[Dataset items]
━━━━━━━━━━━━━━━━━━━━━━━━━━━━━━
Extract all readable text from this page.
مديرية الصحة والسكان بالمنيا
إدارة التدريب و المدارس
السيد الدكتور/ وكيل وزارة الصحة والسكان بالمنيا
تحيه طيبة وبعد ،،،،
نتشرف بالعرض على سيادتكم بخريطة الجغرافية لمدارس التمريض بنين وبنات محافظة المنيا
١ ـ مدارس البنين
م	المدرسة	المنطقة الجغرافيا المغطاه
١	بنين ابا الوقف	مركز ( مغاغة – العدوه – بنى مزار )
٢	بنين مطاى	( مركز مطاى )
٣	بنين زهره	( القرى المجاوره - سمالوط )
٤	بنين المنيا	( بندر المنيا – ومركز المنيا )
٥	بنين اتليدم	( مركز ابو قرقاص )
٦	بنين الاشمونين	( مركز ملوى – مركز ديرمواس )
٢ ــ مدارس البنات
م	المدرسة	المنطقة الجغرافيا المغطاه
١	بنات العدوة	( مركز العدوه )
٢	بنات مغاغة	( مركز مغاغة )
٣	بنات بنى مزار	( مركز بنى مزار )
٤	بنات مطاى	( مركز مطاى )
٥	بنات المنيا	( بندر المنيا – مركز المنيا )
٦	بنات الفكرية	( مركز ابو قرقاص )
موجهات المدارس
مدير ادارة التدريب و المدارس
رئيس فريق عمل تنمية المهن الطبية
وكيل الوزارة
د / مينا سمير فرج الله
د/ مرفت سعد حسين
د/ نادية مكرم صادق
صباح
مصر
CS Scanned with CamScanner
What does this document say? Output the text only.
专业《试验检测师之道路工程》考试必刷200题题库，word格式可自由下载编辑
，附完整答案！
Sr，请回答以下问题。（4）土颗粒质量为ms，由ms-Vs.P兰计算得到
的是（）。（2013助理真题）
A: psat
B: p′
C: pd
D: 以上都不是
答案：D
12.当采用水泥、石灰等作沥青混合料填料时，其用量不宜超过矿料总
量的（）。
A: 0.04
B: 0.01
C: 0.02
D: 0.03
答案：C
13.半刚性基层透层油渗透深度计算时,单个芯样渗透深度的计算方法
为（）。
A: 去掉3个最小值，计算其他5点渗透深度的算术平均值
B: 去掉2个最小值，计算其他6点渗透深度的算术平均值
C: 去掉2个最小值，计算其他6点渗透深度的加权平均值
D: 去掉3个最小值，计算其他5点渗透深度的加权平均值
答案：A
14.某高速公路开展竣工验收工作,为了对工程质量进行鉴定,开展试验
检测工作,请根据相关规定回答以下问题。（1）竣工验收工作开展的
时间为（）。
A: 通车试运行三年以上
━━━━━━━━━━━━━━━━━━━━━━━━━━━━━━
> **What you have to do**: Write out the whole listing again. Match it word for word.

> **Result of this task**:
Extract all readable text from this page.
مديرية الصحة والسكان بالمنيا
إدارة التدريب و المدارس
السيد الدكتور/ وكيل وزارة الصحة والسكان بالمنيا
تحيه طيبة وبعد ،،،،
نتشرف بالعرض على سيادتكم بخريطة الجغرافية لمدارس التمريض بنين وبنات محافظة المنيا
١ ـ مدارس البنين
م	المدرسة	المنطقة الجغرافيا المغطاه
١	بنين ابا الوقف	مركز ( مغاغة – العدوه – بنى مزار )
٢	بنين مطاى	( مركز مطاى )
٣	بنين زهره	( القرى المجاوره - سمالوط )
٤	بنين المنيا	( بندر المنيا – ومركز المنيا )
٥	بنين اتليدم	( مركز ابو قرقاص )
٦	بنين الاشمونين	( مركز ملوى – مركز ديرمواس )
٢ ــ مدارس البنات
م	المدرسة	المنطقة الجغرافيا المغطاه
١	بنات العدوة	( مركز العدوه )
٢	بنات مغاغة	( مركز مغاغة )
٣	بنات بنى مزار	( مركز بنى مزار )
٤	بنات مطاى	( مركز مطاى )
٥	بنات المنيا	( بندر المنيا – مركز المنيا )
٦	بنات الفكرية	( مركز ابو قرقاص )
موجهات المدارس
مدير ادارة التدريب و المدارس
رئيس فريق عمل تنمية المهن الطبية
وكيل الوزارة
د / مينا سمير فرج الله
د/ مرفت سعد حسين
د/ نادية مكرم صادق
صباح
مصر
CS Scanned with CamScanner
What does this document say? Output the text only.
专业《试验检测师之道路工程》考试必刷200题题库，word格式可自由下载编辑
，附完整答案！
Sr，请回答以下问题。（4）土颗粒质量为ms，由ms-Vs.P兰计算得到
的是（）。（2013助理真题）
A: psat
B: p′
C: pd
D: 以上都不是
答案：D
12.当采用水泥、石灰等作沥青混合料填料时，其用量不宜超过矿料总
量的（）。
A: 0.04
B: 0.01
C: 0.02
D: 0.03
答案：C
13.半刚性基层透层油渗透深度计算时,单个芯样渗透深度的计算方法
为（）。
A: 去掉3个最小值，计算其他5点渗透深度的算术平均值
B: 去掉2个最小值，计算其他6点渗透深度的算术平均值
C: 去掉2个最小值，计算其他6点渗透深度的加权平均值
D: 去掉3个最小值，计算其他5点渗透深度的加权平均值
答案：A
14.某高速公路开展竣工验收工作,为了对工程质量进行鉴定,开展试验
检测工作,请根据相关规定回答以下问题。（1）竣工验收工作开展的
时间为（）。
A: 通车试运行三年以上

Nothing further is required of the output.